··· Dataset ···

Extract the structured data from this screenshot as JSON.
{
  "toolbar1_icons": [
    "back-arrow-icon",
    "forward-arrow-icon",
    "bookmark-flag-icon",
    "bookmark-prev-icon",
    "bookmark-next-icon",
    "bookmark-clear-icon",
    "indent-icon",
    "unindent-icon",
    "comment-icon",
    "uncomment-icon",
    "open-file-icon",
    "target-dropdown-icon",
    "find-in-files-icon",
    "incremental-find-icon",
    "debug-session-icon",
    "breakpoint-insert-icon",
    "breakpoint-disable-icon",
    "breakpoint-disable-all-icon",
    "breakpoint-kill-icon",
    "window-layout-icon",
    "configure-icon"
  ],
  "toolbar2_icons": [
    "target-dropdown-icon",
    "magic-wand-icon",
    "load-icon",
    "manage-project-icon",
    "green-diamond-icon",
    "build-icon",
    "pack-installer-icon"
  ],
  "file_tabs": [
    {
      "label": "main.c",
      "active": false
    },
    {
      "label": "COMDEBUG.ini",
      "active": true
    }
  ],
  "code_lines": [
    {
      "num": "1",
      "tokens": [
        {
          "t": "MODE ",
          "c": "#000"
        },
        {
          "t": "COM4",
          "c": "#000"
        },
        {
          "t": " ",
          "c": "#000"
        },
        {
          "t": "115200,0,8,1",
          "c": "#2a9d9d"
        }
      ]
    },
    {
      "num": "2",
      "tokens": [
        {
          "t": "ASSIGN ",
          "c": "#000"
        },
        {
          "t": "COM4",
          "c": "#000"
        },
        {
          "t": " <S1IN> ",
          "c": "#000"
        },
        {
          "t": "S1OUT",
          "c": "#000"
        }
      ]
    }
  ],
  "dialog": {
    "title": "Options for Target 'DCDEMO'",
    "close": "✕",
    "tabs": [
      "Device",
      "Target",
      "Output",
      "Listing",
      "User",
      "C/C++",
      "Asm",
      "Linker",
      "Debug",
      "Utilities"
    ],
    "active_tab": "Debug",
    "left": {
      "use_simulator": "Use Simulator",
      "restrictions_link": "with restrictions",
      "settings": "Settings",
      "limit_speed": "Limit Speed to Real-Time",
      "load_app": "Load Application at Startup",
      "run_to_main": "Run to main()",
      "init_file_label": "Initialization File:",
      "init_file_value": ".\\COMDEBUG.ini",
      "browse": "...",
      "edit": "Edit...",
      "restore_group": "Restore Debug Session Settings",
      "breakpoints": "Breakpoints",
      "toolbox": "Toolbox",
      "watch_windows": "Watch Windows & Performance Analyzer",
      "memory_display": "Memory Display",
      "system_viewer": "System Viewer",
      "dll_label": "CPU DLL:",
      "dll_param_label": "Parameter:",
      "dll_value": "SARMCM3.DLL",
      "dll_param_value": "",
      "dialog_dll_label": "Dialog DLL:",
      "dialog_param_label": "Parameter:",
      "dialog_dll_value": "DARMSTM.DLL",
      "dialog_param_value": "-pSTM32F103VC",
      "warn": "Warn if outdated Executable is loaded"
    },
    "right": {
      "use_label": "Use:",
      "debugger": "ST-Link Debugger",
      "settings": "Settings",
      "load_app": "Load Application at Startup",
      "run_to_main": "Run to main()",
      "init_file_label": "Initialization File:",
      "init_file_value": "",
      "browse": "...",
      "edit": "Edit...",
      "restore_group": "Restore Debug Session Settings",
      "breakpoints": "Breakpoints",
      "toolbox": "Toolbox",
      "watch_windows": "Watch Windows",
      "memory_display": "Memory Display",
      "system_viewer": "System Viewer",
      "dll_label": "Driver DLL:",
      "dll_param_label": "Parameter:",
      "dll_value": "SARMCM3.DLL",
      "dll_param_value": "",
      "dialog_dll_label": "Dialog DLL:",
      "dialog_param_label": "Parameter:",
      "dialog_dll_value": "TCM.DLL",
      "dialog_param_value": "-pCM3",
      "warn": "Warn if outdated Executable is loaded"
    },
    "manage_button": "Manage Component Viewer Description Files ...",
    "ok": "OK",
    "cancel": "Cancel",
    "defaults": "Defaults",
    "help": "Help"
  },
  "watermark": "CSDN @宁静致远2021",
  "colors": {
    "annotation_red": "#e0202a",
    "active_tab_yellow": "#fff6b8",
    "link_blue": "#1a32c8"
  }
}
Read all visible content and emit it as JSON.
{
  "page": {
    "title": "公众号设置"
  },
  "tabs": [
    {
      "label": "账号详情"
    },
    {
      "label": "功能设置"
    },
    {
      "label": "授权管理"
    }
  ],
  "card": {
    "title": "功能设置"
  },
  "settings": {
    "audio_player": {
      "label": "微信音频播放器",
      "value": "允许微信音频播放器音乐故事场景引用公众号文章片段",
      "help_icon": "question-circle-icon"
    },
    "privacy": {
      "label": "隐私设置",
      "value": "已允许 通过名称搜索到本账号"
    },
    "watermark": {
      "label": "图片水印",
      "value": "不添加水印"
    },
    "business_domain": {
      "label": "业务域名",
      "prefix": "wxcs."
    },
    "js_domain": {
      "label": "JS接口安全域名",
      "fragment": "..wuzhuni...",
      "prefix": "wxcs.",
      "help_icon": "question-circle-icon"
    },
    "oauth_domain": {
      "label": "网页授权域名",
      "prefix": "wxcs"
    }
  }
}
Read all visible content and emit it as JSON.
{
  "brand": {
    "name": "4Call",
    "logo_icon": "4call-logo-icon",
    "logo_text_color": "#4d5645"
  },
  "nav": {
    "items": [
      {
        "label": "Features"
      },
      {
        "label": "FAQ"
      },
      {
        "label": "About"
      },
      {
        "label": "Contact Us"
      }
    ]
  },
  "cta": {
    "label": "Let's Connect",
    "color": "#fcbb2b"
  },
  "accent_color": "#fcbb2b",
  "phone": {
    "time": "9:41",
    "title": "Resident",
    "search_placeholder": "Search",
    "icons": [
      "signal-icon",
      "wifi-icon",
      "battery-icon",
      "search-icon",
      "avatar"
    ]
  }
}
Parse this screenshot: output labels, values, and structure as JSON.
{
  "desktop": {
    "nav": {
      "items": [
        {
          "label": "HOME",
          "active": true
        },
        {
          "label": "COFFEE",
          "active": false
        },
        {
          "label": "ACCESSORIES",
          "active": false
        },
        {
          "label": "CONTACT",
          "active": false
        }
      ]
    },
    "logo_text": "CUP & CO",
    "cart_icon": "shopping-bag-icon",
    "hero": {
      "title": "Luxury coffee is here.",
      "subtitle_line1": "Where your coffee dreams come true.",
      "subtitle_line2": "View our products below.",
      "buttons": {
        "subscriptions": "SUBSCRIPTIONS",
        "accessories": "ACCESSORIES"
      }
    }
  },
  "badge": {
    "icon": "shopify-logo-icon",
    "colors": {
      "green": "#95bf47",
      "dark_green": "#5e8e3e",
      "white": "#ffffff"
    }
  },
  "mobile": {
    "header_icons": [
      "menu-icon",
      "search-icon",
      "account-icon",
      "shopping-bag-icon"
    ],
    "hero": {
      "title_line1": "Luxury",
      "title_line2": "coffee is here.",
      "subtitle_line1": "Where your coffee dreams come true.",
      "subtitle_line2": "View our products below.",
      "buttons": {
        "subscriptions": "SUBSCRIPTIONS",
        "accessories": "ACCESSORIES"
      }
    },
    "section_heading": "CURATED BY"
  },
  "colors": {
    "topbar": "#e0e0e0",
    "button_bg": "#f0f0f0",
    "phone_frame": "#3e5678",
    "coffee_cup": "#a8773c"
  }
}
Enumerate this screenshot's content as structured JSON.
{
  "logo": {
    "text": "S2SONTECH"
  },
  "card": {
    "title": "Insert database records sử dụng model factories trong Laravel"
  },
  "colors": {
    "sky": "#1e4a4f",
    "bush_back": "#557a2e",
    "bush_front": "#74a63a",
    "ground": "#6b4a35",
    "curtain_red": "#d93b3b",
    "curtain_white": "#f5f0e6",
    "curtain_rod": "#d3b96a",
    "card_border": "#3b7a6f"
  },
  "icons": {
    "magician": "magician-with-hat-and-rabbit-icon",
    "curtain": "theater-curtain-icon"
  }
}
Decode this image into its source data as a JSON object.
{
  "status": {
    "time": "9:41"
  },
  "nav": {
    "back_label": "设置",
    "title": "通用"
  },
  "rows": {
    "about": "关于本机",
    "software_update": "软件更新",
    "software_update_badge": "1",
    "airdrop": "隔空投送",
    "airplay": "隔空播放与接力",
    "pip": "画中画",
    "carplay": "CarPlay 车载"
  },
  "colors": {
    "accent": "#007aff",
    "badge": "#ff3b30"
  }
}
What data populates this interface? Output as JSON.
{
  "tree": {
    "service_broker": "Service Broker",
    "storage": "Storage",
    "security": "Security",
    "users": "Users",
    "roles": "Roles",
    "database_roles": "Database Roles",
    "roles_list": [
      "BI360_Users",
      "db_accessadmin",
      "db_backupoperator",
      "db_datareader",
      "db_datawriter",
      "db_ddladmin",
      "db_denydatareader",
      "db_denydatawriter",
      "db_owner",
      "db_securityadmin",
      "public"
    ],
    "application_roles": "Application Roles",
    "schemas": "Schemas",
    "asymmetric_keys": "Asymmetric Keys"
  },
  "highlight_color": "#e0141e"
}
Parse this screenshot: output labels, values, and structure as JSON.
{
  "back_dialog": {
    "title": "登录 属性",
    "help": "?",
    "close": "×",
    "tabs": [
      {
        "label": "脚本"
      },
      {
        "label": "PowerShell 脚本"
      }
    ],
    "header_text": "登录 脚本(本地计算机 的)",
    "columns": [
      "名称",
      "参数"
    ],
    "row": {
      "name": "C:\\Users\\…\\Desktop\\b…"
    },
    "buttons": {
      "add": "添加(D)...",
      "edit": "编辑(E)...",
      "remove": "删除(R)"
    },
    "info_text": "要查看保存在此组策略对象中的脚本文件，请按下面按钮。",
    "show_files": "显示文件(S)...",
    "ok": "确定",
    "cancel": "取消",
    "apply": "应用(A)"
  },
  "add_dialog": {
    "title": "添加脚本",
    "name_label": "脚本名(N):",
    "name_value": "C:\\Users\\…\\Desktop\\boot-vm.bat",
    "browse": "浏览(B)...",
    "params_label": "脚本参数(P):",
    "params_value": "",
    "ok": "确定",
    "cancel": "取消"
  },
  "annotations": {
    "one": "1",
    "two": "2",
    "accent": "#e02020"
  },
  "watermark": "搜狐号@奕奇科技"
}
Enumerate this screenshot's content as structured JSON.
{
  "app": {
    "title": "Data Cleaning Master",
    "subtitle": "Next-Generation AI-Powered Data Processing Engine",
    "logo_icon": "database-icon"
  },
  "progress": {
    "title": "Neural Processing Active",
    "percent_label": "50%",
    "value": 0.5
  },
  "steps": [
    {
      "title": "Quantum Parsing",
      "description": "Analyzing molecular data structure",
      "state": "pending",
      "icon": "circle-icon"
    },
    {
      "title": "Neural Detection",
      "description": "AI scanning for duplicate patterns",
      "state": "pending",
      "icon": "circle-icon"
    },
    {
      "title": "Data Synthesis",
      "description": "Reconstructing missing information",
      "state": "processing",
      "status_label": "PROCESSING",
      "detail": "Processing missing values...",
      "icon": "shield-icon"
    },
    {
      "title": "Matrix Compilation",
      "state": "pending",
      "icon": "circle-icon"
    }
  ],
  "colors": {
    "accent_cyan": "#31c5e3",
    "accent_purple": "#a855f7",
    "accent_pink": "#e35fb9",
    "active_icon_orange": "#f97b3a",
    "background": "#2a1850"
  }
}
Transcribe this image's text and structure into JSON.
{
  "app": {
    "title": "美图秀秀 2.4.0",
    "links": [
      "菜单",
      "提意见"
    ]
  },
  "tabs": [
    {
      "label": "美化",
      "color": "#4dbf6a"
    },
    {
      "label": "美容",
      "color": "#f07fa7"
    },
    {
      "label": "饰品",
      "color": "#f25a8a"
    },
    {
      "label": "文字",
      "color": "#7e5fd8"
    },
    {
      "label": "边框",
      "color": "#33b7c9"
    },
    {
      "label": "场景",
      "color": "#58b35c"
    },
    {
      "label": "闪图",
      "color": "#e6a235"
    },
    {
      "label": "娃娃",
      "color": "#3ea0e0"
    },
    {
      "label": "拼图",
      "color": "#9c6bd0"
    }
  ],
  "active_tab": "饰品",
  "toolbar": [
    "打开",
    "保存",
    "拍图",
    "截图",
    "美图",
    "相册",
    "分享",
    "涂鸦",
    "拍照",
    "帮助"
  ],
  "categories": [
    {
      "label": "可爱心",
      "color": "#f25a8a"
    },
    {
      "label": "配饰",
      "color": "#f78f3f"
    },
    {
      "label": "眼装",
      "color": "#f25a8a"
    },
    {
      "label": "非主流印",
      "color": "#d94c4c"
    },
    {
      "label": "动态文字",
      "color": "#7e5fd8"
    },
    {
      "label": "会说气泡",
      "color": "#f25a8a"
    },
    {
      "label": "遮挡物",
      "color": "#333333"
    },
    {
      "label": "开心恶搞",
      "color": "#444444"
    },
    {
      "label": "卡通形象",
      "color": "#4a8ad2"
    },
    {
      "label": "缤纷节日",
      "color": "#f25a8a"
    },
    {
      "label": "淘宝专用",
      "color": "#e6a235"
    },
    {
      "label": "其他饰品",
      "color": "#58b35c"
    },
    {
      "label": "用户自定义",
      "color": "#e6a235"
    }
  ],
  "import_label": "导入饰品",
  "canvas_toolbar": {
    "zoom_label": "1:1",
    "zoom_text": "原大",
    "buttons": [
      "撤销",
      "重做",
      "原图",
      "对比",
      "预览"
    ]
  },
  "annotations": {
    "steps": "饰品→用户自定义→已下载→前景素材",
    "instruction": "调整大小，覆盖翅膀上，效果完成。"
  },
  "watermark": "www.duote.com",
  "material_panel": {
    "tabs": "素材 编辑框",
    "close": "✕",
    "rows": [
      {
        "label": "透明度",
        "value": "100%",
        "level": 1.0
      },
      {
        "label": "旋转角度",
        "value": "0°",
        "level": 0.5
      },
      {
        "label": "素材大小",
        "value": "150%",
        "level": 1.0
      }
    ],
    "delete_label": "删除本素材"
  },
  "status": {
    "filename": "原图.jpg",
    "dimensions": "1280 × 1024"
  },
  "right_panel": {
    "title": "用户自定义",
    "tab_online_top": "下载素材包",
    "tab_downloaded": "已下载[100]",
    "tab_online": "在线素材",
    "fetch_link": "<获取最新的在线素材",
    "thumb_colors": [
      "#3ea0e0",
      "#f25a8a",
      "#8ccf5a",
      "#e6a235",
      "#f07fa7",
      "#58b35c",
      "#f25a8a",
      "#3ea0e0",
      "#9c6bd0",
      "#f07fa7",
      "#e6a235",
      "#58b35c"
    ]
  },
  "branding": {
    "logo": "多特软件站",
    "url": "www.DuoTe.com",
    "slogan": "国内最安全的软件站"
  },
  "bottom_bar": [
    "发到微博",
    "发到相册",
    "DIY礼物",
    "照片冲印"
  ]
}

···

*Task prompt*:
Which lines above hold the word "Windows"? Copy each of them.

*In response*:
      "watch_windows": "Watch Windows & Performance Analyzer",
      "watch_windows": "Watch Windows",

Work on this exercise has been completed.